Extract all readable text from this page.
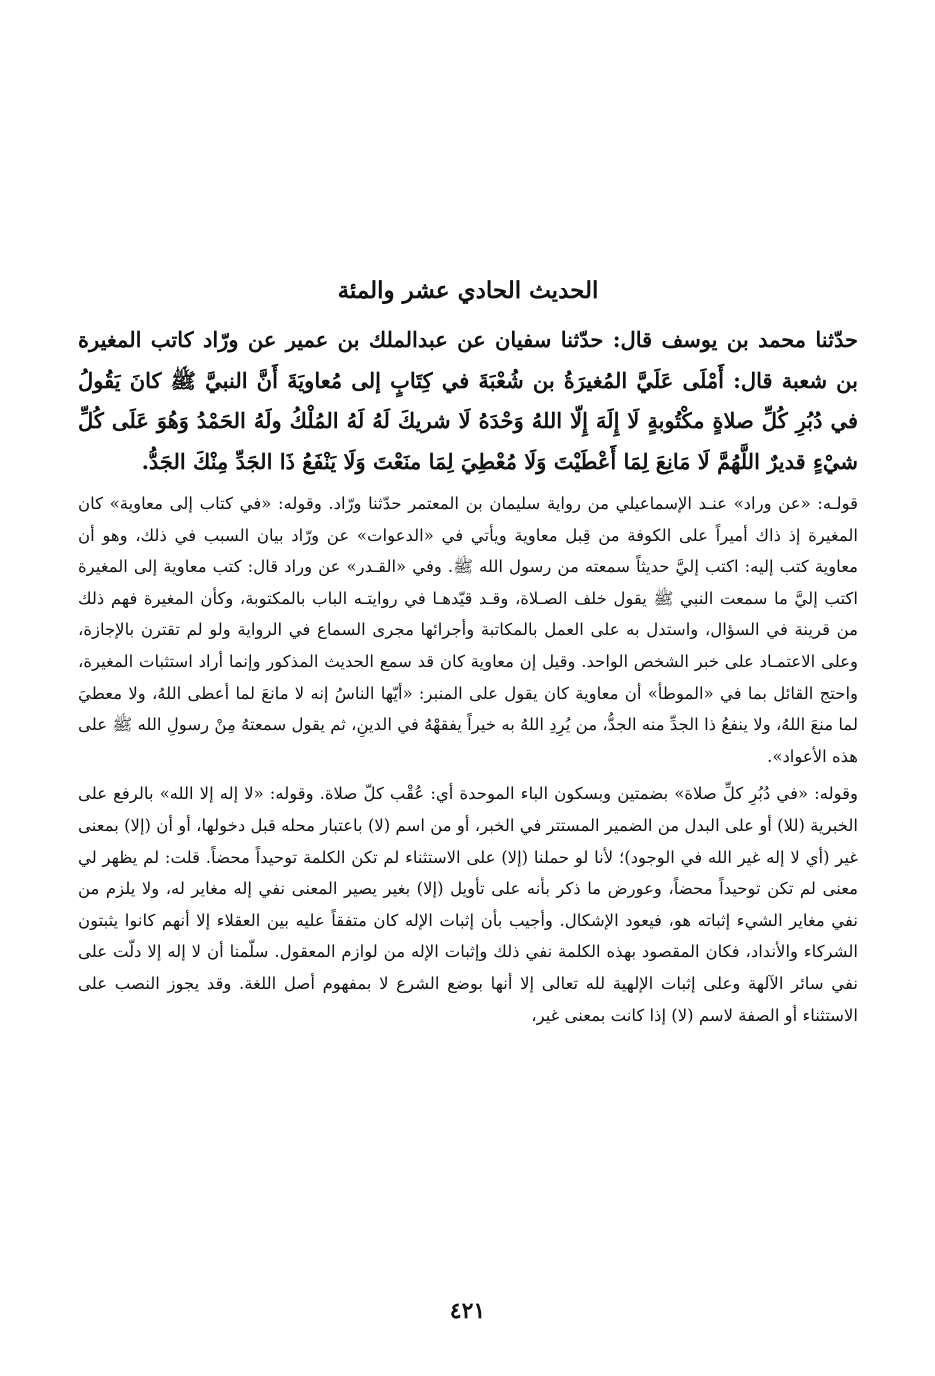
الحديث الحادي عشر والمئة

حدّثنا محمد بن يوسف قال: حدّثنا سفيان عن عبدالملك بن عمير عن ورّاد كاتب المغيرة بن شعبة قال: أَمْلَى عَلَيَّ المُغيرَةُ بن شُعْبَةَ في كِتَابٍ إلى مُعاويَةَ أَنَّ النبيَّ ﷺ كانَ يَقُولُ في دُبُرِ كُلِّ صلاةٍ مكْتُوبةٍ لَا إِلَهَ إِلّا اللهُ وَحْدَهُ لَا شريكَ لَهُ لَهُ المُلْكُ ولَهُ الحَمْدُ وَهُوَ عَلَى كُلِّ شيْءٍ قديرٌ اللَّهُمَّ لَا مَانِعَ لِمَا أَعْطَيْتَ وَلَا مُعْطِيَ لِمَا منَعْتَ وَلَا يَنْفَعُ ذَا الجَدِّ مِنْكَ الجَدُّ.

قولـه: «عن وراد» عنـد الإسماعيلي من رواية سليمان بن المعتمر حدّثنا ورّاد. وقوله: «في كتاب إلى معاوية» كان المغيرة إذ ذاك أميراً على الكوفة من قِبل معاوية ويأتي في «الدعوات» عن ورّاد بيان السبب في ذلك، وهو أن معاوية كتب إليه: اكتب إليَّ حديثاً سمعته من رسول الله ﷺ. وفي «القـدر» عن وراد قال: كتب معاوية إلى المغيرة اكتب إليَّ ما سمعت النبي ﷺ يقول خلف الصـلاة، وقـد قيّدهـا في روايتـه الباب بالمكتوبة، وكأن المغيرة فهم ذلك من قرينة في السؤال، واستدل به على العمل بالمكاتبة وأجرائها مجرى السماع في الرواية ولو لم تقترن بالإجازة، وعلى الاعتمـاد على خبر الشخص الواحد. وقيل إن معاوية كان قد سمع الحديث المذكور وإنما أراد استثبات المغيرة، واحتج القائل بما في «الموطأ» أن معاوية كان يقول على المنبر: «أيّها الناسُ إنه لا مانعَ لما أعطى اللهُ، ولا معطيَ لما منعَ اللهُ، ولا ينفعُ ذا الجدِّ منه الجدُّ، من يُرِدِ اللهُ به خيراً يفقهْهُ في الدينِ، ثم يقول سمعتهُ مِنْ رسولِ الله ﷺ على هذه الأعواد».

وقوله: «في دُبُرِ كلِّ صلاة» بضمتين وبسكون الباء الموحدة أي: عُقْب كلّ صلاة. وقوله: «لا إله إلا الله» بالرفع على الخبرية (للا) أو على البدل من الضمير المستتر في الخبر، أو من اسم (لا) باعتبار محله قبل دخولها، أو أن (إلا) بمعنى غير (أي لا إله غير الله في الوجود)؛ لأنا لو حملنا (إلا) على الاستثناء لم تكن الكلمة توحيداً محضاً. قلت: لم يظهر لي معنى لم تكن توحيداً محضاً، وعورض ما ذكر بأنه على تأويل (إلا) بغير يصير المعنى نفي إله مغاير له، ولا يلزم من نفي مغاير الشيء إثباته هو، فيعود الإشكال. وأجيب بأن إثبات الإله كان متفقاً عليه بين العقلاء إلا أنهم كانوا يثبتون الشركاء والأنداد، فكان المقصود بهذه الكلمة نفي ذلك وإثبات الإله من لوازم المعقول. سلّمنا أن لا إله إلا دلّت على نفي سائر الآلهة وعلى إثبات الإلهية لله تعالى إلا أنها بوضع الشرع لا بمفهوم أصل اللغة. وقد يجوز النصب على الاستثناء أو الصفة لاسم (لا) إذا كانت بمعنى غير،

٤٢١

○ ○ ○

(Exercise directions)
Exclude the pictures and transcribe all of the entries exactly.

(Answer to this problem)
Extract all readable text from this page.
الحديث الحادي عشر والمئة

حدّثنا محمد بن يوسف قال: حدّثنا سفيان عن عبدالملك بن عمير عن ورّاد كاتب المغيرة بن شعبة قال: أَمْلَى عَلَيَّ المُغيرَةُ بن شُعْبَةَ في كِتَابٍ إلى مُعاويَةَ أَنَّ النبيَّ ﷺ كانَ يَقُولُ في دُبُرِ كُلِّ صلاةٍ مكْتُوبةٍ لَا إِلَهَ إِلّا اللهُ وَحْدَهُ لَا شريكَ لَهُ لَهُ المُلْكُ ولَهُ الحَمْدُ وَهُوَ عَلَى كُلِّ شيْءٍ قديرٌ اللَّهُمَّ لَا مَانِعَ لِمَا أَعْطَيْتَ وَلَا مُعْطِيَ لِمَا منَعْتَ وَلَا يَنْفَعُ ذَا الجَدِّ مِنْكَ الجَدُّ.

قولـه: «عن وراد» عنـد الإسماعيلي من رواية سليمان بن المعتمر حدّثنا ورّاد. وقوله: «في كتاب إلى معاوية» كان المغيرة إذ ذاك أميراً على الكوفة من قِبل معاوية ويأتي في «الدعوات» عن ورّاد بيان السبب في ذلك، وهو أن معاوية كتب إليه: اكتب إليَّ حديثاً سمعته من رسول الله ﷺ. وفي «القـدر» عن وراد قال: كتب معاوية إلى المغيرة اكتب إليَّ ما سمعت النبي ﷺ يقول خلف الصـلاة، وقـد قيّدهـا في روايتـه الباب بالمكتوبة، وكأن المغيرة فهم ذلك من قرينة في السؤال، واستدل به على العمل بالمكاتبة وأجرائها مجرى السماع في الرواية ولو لم تقترن بالإجازة، وعلى الاعتمـاد على خبر الشخص الواحد. وقيل إن معاوية كان قد سمع الحديث المذكور وإنما أراد استثبات المغيرة، واحتج القائل بما في «الموطأ» أن معاوية كان يقول على المنبر: «أيّها الناسُ إنه لا مانعَ لما أعطى اللهُ، ولا معطيَ لما منعَ اللهُ، ولا ينفعُ ذا الجدِّ منه الجدُّ، من يُرِدِ اللهُ به خيراً يفقهْهُ في الدينِ، ثم يقول سمعتهُ مِنْ رسولِ الله ﷺ على هذه الأعواد».

وقوله: «في دُبُرِ كلِّ صلاة» بضمتين وبسكون الباء الموحدة أي: عُقْب كلّ صلاة. وقوله: «لا إله إلا الله» بالرفع على الخبرية (للا) أو على البدل من الضمير المستتر في الخبر، أو من اسم (لا) باعتبار محله قبل دخولها، أو أن (إلا) بمعنى غير (أي لا إله غير الله في الوجود)؛ لأنا لو حملنا (إلا) على الاستثناء لم تكن الكلمة توحيداً محضاً. قلت: لم يظهر لي معنى لم تكن توحيداً محضاً، وعورض ما ذكر بأنه على تأويل (إلا) بغير يصير المعنى نفي إله مغاير له، ولا يلزم من نفي مغاير الشيء إثباته هو، فيعود الإشكال. وأجيب بأن إثبات الإله كان متفقاً عليه بين العقلاء إلا أنهم كانوا يثبتون الشركاء والأنداد، فكان المقصود بهذه الكلمة نفي ذلك وإثبات الإله من لوازم المعقول. سلّمنا أن لا إله إلا دلّت على نفي سائر الآلهة وعلى إثبات الإلهية لله تعالى إلا أنها بوضع الشرع لا بمفهوم أصل اللغة. وقد يجوز النصب على الاستثناء أو الصفة لاسم (لا) إذا كانت بمعنى غير،

٤٢١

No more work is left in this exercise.